• [Written problem]:
Print all of the lines exactly. Any picture among them stays out.

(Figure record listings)
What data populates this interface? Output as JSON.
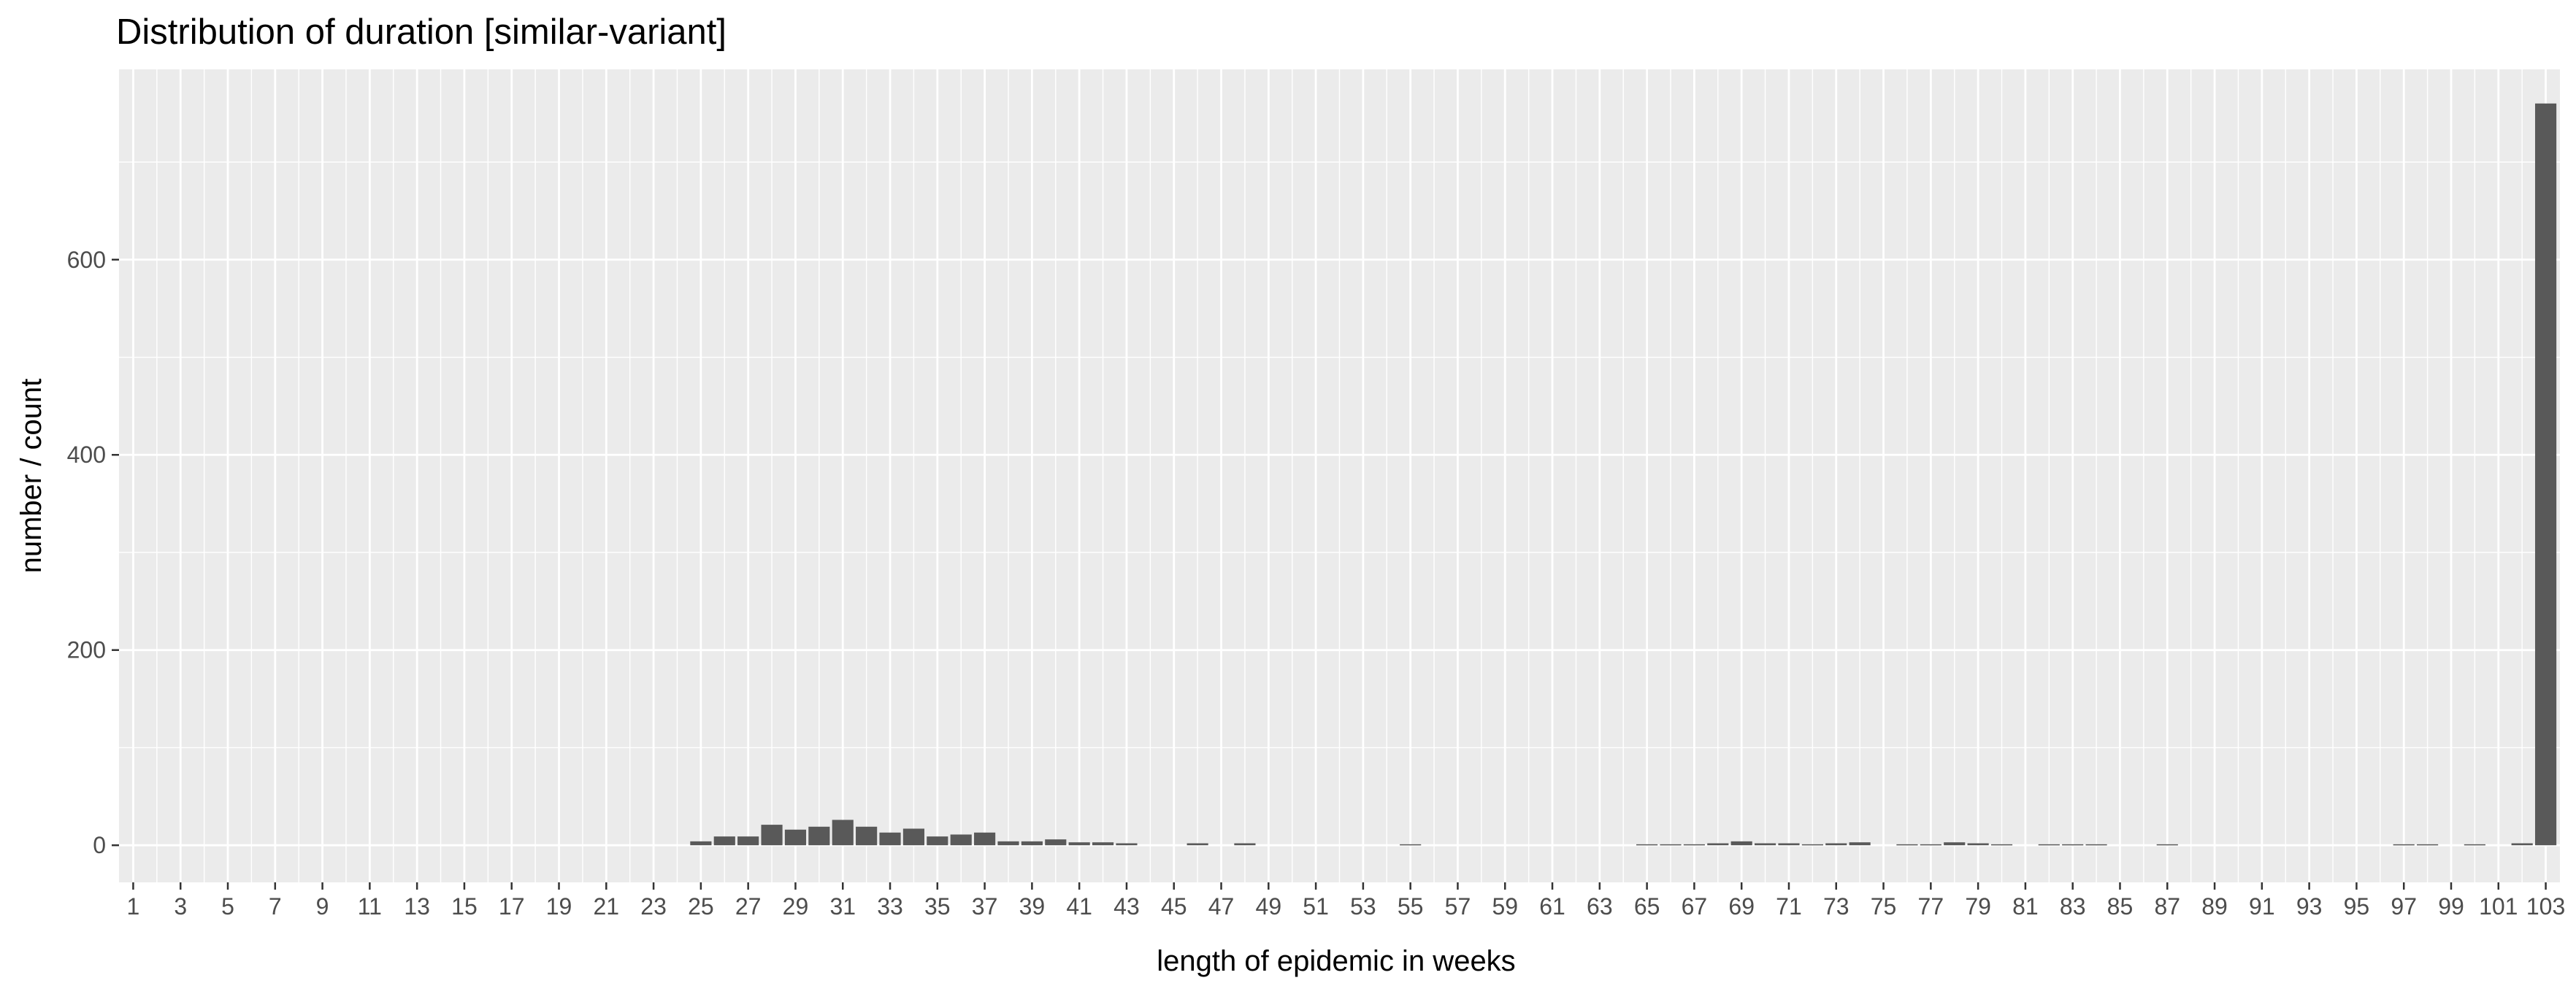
{
  "chart_data": {
    "type": "bar",
    "title": "Distribution of duration [similar-variant]",
    "xlabel": "length of epidemic in weeks",
    "ylabel": "number / count",
    "x_ticks": [
      "1",
      "3",
      "5",
      "7",
      "9",
      "11",
      "13",
      "15",
      "17",
      "19",
      "21",
      "23",
      "25",
      "27",
      "29",
      "31",
      "33",
      "35",
      "37",
      "39",
      "41",
      "43",
      "45",
      "47",
      "49",
      "51",
      "53",
      "55",
      "57",
      "59",
      "61",
      "63",
      "65",
      "67",
      "69",
      "71",
      "73",
      "75",
      "77",
      "79",
      "81",
      "83",
      "85",
      "87",
      "89",
      "91",
      "93",
      "95",
      "97",
      "99",
      "101",
      "103"
    ],
    "xlim": [
      0.4,
      103.6
    ],
    "y_ticks": [
      0,
      200,
      400,
      600
    ],
    "ylim": [
      -38,
      795
    ],
    "grid": true,
    "bar_color": "#595959",
    "panel_background": "#ebebeb",
    "grid_color": "#ffffff",
    "x": [
      25,
      26,
      27,
      28,
      29,
      30,
      31,
      32,
      33,
      34,
      35,
      36,
      37,
      38,
      39,
      40,
      41,
      42,
      43,
      46,
      48,
      55,
      65,
      66,
      67,
      68,
      69,
      70,
      71,
      72,
      73,
      74,
      76,
      77,
      78,
      79,
      80,
      82,
      83,
      84,
      87,
      97,
      98,
      100,
      102,
      103
    ],
    "values": [
      4,
      9,
      9,
      21,
      16,
      19,
      26,
      19,
      13,
      17,
      9,
      11,
      13,
      4,
      4,
      6,
      3,
      3,
      2,
      2,
      2,
      1,
      1,
      1,
      1,
      2,
      4,
      2,
      2,
      1,
      2,
      3,
      1,
      1,
      3,
      2,
      1,
      1,
      1,
      1,
      1,
      1,
      1,
      1,
      2,
      760
    ]
  }
}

• [Written solution]:
What data populates this interface? Output as JSON.
{
  "chart_data": {
    "type": "bar",
    "title": "Distribution of duration [similar-variant]",
    "xlabel": "length of epidemic in weeks",
    "ylabel": "number / count",
    "x_ticks": [
      "1",
      "3",
      "5",
      "7",
      "9",
      "11",
      "13",
      "15",
      "17",
      "19",
      "21",
      "23",
      "25",
      "27",
      "29",
      "31",
      "33",
      "35",
      "37",
      "39",
      "41",
      "43",
      "45",
      "47",
      "49",
      "51",
      "53",
      "55",
      "57",
      "59",
      "61",
      "63",
      "65",
      "67",
      "69",
      "71",
      "73",
      "75",
      "77",
      "79",
      "81",
      "83",
      "85",
      "87",
      "89",
      "91",
      "93",
      "95",
      "97",
      "99",
      "101",
      "103"
    ],
    "xlim": [
      0.4,
      103.6
    ],
    "y_ticks": [
      0,
      200,
      400,
      600
    ],
    "ylim": [
      -38,
      795
    ],
    "grid": true,
    "bar_color": "#595959",
    "panel_background": "#ebebeb",
    "grid_color": "#ffffff",
    "x": [
      25,
      26,
      27,
      28,
      29,
      30,
      31,
      32,
      33,
      34,
      35,
      36,
      37,
      38,
      39,
      40,
      41,
      42,
      43,
      46,
      48,
      55,
      65,
      66,
      67,
      68,
      69,
      70,
      71,
      72,
      73,
      74,
      76,
      77,
      78,
      79,
      80,
      82,
      83,
      84,
      87,
      97,
      98,
      100,
      102,
      103
    ],
    "values": [
      4,
      9,
      9,
      21,
      16,
      19,
      26,
      19,
      13,
      17,
      9,
      11,
      13,
      4,
      4,
      6,
      3,
      3,
      2,
      2,
      2,
      1,
      1,
      1,
      1,
      2,
      4,
      2,
      2,
      1,
      2,
      3,
      1,
      1,
      3,
      2,
      1,
      1,
      1,
      1,
      1,
      1,
      1,
      1,
      2,
      760
    ]
  }
}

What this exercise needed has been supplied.